### SUPPLIED DATA

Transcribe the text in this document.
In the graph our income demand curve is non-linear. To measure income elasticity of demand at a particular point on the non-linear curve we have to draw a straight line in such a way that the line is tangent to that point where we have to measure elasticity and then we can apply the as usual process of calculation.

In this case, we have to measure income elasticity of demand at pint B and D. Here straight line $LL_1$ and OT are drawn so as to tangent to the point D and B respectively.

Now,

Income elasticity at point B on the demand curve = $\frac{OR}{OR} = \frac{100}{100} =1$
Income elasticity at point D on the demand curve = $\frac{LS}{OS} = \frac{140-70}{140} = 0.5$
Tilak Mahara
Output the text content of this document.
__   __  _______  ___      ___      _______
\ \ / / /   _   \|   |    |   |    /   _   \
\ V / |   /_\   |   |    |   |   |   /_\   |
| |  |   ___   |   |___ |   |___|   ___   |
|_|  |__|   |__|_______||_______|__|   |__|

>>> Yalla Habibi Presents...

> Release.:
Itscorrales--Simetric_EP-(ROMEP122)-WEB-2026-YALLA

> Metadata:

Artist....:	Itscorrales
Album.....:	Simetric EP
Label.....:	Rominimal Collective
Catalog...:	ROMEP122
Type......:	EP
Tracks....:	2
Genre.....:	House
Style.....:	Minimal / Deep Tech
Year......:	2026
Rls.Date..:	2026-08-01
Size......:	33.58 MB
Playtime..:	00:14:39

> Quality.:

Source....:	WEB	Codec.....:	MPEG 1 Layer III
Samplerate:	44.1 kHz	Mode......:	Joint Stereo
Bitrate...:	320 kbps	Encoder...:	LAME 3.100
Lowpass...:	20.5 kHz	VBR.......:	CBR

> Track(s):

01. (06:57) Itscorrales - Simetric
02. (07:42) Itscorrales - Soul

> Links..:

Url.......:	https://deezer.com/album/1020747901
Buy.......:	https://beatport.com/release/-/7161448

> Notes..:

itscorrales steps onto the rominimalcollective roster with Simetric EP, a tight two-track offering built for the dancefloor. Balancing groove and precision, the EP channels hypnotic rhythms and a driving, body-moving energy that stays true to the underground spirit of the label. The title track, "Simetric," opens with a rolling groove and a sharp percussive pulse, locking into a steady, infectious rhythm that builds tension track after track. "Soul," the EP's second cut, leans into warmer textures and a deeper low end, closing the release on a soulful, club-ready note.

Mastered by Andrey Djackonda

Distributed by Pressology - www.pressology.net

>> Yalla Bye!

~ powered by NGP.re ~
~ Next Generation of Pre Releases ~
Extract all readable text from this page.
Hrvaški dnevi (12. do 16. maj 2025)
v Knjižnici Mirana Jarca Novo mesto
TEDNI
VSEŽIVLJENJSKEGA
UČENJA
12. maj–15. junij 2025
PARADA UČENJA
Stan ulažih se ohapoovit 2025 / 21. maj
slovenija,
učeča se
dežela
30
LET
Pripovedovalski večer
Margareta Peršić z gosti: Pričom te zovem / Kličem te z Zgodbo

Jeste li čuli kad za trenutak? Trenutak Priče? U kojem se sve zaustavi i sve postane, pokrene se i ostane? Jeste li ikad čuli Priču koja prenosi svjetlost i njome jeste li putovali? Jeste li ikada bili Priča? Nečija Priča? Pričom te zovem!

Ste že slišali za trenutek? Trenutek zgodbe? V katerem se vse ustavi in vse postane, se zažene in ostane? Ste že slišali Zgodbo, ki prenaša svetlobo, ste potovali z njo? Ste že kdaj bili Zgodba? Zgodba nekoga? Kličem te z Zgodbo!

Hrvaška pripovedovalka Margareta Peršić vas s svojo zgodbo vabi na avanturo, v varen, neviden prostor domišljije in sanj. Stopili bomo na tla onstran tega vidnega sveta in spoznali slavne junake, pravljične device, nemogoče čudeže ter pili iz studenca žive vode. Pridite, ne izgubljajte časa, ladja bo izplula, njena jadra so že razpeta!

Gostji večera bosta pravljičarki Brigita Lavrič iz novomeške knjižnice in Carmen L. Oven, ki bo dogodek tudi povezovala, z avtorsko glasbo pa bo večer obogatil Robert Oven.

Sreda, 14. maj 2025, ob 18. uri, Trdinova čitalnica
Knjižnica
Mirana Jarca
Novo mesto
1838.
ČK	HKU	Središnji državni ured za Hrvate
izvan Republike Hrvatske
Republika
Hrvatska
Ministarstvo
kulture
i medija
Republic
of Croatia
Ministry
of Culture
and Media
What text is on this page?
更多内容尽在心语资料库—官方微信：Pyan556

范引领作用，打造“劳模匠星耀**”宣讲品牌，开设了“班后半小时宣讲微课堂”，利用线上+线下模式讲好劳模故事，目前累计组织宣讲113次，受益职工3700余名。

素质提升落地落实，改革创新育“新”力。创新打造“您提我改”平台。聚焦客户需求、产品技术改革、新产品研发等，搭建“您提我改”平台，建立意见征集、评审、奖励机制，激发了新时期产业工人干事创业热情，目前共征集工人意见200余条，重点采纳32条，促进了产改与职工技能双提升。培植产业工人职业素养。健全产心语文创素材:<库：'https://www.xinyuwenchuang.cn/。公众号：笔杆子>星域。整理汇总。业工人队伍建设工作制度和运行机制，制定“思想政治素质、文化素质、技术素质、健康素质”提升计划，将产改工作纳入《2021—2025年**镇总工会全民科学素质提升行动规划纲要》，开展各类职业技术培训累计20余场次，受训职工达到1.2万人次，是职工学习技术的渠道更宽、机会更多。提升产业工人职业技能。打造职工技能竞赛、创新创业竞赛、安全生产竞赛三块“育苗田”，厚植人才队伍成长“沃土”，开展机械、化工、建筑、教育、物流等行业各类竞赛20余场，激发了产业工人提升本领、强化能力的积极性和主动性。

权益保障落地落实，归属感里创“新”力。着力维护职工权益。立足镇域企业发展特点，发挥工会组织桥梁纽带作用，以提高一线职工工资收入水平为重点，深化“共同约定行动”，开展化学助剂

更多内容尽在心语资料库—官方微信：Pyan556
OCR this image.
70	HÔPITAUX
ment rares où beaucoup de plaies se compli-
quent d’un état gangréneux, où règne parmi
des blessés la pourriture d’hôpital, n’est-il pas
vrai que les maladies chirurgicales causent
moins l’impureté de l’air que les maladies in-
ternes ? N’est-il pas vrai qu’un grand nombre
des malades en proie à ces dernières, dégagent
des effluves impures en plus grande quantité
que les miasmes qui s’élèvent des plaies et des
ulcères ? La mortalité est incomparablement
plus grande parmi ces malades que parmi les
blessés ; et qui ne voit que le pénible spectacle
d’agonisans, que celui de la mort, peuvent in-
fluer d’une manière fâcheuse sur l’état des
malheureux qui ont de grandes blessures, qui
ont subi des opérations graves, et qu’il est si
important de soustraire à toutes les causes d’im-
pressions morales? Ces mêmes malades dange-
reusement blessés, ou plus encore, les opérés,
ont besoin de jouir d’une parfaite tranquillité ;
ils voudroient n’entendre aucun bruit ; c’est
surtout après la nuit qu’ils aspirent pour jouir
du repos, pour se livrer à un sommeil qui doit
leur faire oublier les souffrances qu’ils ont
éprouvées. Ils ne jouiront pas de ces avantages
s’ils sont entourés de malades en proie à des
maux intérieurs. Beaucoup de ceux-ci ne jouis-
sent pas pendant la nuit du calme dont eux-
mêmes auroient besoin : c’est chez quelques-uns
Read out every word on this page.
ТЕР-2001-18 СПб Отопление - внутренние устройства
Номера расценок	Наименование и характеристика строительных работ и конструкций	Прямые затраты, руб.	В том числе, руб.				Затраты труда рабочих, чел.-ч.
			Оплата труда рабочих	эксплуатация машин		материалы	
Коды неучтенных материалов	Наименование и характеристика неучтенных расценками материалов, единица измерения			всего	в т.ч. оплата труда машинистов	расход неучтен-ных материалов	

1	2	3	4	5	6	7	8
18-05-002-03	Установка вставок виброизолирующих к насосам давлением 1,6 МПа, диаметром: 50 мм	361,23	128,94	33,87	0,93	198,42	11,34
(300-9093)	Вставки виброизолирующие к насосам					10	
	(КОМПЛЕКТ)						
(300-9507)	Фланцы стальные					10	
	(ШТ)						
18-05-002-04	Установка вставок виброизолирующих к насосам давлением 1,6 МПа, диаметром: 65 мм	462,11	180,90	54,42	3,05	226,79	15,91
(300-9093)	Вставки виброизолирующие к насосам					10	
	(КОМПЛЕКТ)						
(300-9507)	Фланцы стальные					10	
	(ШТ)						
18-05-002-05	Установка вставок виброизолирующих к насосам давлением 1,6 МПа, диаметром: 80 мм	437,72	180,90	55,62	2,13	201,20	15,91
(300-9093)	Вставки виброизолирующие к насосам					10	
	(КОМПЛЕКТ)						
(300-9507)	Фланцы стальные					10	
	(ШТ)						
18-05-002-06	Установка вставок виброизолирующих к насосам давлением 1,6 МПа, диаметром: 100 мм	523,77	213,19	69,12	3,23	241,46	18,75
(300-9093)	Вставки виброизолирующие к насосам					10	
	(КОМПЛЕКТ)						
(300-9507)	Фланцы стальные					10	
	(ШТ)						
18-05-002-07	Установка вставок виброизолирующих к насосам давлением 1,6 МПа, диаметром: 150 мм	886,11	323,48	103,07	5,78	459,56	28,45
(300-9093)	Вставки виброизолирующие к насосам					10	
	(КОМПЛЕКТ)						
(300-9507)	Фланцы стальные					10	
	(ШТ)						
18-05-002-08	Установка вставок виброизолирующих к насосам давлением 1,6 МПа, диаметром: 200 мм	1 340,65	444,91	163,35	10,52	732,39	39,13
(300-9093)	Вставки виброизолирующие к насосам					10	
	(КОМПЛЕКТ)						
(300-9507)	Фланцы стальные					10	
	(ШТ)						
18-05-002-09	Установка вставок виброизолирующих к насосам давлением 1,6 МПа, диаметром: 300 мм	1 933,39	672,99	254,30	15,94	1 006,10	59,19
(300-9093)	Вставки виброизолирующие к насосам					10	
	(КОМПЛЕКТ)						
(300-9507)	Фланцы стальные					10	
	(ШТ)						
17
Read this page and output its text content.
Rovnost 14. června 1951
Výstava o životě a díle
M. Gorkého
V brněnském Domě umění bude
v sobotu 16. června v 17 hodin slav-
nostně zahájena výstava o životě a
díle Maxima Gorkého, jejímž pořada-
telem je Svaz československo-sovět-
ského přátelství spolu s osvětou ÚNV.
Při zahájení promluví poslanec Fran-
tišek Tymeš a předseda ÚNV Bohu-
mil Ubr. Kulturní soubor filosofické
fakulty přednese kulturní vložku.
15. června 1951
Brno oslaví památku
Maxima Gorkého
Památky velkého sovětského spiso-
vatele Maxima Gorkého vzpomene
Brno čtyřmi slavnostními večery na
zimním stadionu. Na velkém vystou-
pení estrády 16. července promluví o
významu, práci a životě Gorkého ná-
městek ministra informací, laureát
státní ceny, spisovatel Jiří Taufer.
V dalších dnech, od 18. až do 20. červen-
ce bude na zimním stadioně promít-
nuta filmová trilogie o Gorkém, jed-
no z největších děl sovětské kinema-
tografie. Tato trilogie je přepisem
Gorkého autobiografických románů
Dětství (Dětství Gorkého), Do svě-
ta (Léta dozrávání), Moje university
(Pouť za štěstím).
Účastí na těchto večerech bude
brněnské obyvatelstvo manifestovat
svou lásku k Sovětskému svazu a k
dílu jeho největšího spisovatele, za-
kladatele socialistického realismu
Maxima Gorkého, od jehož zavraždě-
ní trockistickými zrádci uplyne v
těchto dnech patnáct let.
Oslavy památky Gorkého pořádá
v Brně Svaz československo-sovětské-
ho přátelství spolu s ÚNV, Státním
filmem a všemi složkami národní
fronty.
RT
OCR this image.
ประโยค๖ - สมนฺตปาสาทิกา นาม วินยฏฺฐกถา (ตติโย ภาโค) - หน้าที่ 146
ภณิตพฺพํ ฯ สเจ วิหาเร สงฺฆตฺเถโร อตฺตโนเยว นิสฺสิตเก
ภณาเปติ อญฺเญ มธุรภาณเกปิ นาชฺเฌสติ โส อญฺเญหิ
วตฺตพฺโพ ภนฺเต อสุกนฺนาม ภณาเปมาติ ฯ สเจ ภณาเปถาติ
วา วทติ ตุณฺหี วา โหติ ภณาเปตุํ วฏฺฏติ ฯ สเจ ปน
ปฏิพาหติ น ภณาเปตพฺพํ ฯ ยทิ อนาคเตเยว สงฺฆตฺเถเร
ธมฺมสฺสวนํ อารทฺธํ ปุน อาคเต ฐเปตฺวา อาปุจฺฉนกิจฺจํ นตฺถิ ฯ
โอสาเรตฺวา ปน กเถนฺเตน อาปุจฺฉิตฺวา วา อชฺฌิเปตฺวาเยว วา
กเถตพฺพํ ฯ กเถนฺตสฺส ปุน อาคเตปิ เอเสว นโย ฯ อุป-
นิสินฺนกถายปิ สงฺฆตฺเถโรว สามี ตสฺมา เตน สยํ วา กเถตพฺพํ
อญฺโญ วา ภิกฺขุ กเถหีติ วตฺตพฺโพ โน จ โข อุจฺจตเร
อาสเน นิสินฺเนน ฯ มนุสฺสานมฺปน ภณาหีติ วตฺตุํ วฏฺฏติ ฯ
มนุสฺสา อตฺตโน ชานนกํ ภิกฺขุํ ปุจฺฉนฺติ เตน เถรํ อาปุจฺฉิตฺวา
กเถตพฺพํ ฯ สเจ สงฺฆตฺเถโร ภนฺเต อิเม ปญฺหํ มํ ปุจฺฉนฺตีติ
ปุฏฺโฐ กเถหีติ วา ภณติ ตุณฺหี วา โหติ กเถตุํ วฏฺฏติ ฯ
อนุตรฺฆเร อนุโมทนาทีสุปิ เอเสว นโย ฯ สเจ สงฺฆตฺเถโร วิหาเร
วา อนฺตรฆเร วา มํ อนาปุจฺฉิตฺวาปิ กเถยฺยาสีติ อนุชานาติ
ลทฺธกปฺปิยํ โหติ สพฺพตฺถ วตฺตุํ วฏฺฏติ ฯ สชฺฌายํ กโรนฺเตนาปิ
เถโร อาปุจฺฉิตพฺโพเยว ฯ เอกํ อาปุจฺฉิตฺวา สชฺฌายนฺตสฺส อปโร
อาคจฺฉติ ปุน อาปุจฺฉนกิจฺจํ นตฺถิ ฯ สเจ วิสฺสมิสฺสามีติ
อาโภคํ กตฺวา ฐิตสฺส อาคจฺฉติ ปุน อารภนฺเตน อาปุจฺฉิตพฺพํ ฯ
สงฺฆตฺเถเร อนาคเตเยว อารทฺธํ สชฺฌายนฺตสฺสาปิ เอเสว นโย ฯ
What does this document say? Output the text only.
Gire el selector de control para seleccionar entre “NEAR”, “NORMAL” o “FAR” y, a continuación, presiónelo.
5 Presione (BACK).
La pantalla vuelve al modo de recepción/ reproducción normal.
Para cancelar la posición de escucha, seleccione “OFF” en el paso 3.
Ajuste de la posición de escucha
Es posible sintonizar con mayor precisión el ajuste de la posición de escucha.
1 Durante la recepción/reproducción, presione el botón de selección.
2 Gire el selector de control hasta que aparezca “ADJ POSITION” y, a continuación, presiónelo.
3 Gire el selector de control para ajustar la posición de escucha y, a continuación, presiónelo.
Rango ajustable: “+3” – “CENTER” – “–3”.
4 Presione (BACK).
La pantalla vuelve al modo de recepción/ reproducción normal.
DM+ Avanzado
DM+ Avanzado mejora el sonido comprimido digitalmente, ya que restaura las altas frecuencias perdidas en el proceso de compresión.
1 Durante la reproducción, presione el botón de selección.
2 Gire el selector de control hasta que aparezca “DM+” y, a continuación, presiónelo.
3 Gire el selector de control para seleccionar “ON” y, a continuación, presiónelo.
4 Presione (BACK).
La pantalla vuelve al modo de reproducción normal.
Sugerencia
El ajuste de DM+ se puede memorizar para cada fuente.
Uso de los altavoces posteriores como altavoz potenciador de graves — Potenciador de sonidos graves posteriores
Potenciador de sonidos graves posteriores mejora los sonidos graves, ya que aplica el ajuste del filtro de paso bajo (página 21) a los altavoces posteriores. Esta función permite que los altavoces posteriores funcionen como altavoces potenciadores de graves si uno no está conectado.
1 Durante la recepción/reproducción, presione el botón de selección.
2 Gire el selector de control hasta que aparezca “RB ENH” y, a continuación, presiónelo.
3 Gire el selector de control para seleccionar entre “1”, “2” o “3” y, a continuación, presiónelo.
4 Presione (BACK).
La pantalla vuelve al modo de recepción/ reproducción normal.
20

######

REQUIRED TASK
Pull out all lines from the entries above in which the word "díle" appears.

EXERCISE OUTPUT
Výstava o životě a díle
díle Maxima Gorkého, jejímž pořada-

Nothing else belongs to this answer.